(Stored data)
----------
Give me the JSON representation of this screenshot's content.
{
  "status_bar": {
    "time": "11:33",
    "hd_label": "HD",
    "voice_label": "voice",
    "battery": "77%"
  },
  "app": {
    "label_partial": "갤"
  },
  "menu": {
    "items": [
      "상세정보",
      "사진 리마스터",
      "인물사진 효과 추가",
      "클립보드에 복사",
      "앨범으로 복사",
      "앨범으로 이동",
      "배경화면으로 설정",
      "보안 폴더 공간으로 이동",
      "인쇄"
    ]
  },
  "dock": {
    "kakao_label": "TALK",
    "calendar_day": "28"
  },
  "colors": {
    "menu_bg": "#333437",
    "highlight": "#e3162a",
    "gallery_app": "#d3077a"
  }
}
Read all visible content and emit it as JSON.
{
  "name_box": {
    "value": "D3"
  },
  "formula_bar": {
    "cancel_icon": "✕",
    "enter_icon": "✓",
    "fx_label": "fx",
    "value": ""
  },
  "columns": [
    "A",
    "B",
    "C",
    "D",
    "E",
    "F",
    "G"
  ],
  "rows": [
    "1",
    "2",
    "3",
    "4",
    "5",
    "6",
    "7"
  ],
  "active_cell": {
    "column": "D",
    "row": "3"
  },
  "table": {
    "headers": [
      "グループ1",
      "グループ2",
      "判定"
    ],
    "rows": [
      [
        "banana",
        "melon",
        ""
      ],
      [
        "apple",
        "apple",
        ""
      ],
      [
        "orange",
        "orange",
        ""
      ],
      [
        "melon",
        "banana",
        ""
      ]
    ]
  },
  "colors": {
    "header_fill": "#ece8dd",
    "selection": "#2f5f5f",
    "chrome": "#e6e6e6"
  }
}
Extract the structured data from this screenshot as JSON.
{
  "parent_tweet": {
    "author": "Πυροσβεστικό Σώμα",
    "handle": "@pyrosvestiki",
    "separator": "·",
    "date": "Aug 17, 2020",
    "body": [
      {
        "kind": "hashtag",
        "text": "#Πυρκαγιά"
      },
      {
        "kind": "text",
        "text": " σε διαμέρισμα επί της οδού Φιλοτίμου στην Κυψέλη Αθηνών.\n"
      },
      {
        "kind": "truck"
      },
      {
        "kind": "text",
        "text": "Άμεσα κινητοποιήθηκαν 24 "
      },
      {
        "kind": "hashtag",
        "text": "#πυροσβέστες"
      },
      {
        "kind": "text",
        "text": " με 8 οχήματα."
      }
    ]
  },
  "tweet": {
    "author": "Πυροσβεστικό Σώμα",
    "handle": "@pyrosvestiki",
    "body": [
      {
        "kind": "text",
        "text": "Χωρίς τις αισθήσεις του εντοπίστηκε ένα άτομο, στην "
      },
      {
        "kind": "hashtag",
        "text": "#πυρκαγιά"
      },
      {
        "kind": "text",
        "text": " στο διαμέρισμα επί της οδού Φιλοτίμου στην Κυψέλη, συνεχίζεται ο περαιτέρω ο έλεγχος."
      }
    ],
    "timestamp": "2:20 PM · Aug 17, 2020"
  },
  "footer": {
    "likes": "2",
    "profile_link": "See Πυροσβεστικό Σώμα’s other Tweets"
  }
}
----------
§ Set task: In the records above, return only the line that contains "Extract the structured" and every line after it through the last, exactly as they appear.

§ Exercise response:
Extract the structured data from this screenshot as JSON.
{
  "parent_tweet": {
    "author": "Πυροσβεστικό Σώμα",
    "handle": "@pyrosvestiki",
    "separator": "·",
    "date": "Aug 17, 2020",
    "body": [
      {
        "kind": "hashtag",
        "text": "#Πυρκαγιά"
      },
      {
        "kind": "text",
        "text": " σε διαμέρισμα επί της οδού Φιλοτίμου στην Κυψέλη Αθηνών.\n"
      },
      {
        "kind": "truck"
      },
      {
        "kind": "text",
        "text": "Άμεσα κινητοποιήθηκαν 24 "
      },
      {
        "kind": "hashtag",
        "text": "#πυροσβέστες"
      },
      {
        "kind": "text",
        "text": " με 8 οχήματα."
      }
    ]
  },
  "tweet": {
    "author": "Πυροσβεστικό Σώμα",
    "handle": "@pyrosvestiki",
    "body": [
      {
        "kind": "text",
        "text": "Χωρίς τις αισθήσεις του εντοπίστηκε ένα άτομο, στην "
      },
      {
        "kind": "hashtag",
        "text": "#πυρκαγιά"
      },
      {
        "kind": "text",
        "text": " στο διαμέρισμα επί της οδού Φιλοτίμου στην Κυψέλη, συνεχίζεται ο περαιτέρω ο έλεγχος."
      }
    ],
    "timestamp": "2:20 PM · Aug 17, 2020"
  },
  "footer": {
    "likes": "2",
    "profile_link": "See Πυροσβεστικό Σώμα’s other Tweets"
  }
}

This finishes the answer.